Input material
==============================

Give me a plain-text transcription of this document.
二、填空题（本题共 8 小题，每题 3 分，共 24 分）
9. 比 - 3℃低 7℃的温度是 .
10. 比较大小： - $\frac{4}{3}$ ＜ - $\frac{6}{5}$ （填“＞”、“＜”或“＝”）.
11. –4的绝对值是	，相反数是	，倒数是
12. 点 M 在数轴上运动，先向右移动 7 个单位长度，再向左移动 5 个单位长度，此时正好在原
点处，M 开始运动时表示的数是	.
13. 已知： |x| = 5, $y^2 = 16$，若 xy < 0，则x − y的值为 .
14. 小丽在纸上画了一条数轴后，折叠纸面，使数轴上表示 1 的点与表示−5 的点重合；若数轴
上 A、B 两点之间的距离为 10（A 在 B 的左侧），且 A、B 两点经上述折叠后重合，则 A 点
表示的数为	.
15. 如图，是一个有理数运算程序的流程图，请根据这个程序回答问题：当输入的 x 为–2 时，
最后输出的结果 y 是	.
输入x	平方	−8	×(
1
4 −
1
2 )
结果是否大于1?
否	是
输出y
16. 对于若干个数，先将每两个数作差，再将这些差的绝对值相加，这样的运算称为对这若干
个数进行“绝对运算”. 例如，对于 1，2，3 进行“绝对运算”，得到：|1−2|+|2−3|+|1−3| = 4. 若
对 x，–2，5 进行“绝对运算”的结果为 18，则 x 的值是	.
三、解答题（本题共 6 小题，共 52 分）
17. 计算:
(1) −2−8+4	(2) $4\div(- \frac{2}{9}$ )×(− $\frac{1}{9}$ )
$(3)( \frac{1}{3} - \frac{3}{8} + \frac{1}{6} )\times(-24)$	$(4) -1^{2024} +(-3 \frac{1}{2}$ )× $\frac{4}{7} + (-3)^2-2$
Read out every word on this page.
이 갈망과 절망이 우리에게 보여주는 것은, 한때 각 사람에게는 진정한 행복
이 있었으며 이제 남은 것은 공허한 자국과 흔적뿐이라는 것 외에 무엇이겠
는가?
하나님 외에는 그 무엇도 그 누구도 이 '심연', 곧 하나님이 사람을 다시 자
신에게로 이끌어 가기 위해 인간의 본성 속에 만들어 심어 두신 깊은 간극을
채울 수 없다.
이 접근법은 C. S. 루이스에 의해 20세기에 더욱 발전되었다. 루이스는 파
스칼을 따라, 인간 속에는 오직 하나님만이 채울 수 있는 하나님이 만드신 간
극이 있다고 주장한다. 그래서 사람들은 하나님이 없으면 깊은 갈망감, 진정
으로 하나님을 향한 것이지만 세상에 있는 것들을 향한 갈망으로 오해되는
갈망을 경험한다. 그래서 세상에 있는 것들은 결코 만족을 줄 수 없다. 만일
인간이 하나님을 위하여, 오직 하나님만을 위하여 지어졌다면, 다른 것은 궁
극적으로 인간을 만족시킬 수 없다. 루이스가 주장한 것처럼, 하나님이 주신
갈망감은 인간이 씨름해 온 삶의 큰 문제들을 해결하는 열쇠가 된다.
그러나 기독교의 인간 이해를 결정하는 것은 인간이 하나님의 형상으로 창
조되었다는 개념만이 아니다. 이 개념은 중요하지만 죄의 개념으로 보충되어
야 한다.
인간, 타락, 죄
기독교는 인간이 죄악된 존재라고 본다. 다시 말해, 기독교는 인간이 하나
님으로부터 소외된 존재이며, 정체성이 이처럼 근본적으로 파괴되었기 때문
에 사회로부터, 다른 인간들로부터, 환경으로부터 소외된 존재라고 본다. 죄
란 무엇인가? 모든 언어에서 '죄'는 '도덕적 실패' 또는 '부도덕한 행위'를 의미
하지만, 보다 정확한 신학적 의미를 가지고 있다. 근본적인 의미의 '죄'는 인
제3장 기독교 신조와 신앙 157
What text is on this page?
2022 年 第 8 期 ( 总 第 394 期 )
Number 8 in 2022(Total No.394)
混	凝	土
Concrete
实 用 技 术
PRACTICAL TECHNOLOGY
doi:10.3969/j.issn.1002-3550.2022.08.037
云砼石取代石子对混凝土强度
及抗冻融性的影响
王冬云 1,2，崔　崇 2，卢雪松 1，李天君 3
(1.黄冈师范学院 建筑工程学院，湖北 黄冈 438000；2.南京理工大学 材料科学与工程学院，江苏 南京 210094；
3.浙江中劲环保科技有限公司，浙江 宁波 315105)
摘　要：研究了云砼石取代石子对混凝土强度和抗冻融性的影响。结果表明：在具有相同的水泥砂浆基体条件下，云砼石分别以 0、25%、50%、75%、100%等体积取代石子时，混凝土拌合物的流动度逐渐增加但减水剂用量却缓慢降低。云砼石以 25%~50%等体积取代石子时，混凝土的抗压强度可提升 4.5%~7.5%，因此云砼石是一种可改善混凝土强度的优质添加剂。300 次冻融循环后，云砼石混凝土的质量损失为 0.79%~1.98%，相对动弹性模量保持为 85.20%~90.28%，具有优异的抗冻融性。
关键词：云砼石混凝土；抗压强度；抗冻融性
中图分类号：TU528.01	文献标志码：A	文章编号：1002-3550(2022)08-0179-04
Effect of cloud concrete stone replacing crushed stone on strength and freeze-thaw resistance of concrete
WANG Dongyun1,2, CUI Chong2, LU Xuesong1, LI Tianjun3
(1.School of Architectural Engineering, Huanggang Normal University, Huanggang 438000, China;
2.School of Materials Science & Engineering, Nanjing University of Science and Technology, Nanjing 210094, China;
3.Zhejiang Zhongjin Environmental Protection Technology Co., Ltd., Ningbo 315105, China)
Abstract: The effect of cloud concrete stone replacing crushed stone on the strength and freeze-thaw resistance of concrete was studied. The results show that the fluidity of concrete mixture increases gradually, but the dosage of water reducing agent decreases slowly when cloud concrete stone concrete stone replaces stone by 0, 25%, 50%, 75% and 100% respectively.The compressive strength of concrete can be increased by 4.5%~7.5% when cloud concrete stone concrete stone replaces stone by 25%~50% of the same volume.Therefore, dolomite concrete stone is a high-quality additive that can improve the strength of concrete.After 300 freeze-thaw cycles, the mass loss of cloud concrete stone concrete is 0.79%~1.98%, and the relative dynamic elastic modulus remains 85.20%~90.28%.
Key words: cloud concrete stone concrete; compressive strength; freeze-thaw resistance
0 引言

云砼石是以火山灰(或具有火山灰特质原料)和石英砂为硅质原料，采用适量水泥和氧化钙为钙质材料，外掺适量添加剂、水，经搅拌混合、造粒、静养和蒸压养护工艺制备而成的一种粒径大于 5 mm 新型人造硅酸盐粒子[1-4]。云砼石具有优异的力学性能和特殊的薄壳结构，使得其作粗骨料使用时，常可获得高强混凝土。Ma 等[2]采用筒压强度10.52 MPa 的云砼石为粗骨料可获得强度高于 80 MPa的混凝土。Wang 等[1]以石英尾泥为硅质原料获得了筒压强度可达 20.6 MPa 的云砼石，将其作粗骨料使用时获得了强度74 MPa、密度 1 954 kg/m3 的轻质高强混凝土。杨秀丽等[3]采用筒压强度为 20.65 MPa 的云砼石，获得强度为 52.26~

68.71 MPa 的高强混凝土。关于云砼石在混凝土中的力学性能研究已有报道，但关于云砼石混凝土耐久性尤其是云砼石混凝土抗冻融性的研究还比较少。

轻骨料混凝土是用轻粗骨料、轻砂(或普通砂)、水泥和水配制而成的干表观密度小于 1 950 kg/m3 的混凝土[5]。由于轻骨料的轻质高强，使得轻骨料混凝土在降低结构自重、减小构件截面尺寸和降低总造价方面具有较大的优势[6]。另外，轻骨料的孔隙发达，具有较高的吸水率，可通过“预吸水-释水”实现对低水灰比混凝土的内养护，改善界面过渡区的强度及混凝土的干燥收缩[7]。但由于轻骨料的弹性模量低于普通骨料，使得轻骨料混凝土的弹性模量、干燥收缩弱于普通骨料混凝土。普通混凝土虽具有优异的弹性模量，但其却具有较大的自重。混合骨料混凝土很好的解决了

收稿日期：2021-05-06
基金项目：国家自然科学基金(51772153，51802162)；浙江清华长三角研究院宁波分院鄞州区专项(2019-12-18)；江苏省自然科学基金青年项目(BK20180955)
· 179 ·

==============================

Problem to work on
How many lines in the records hold the string "text"? Reply with the number alone.

Completed exercise
2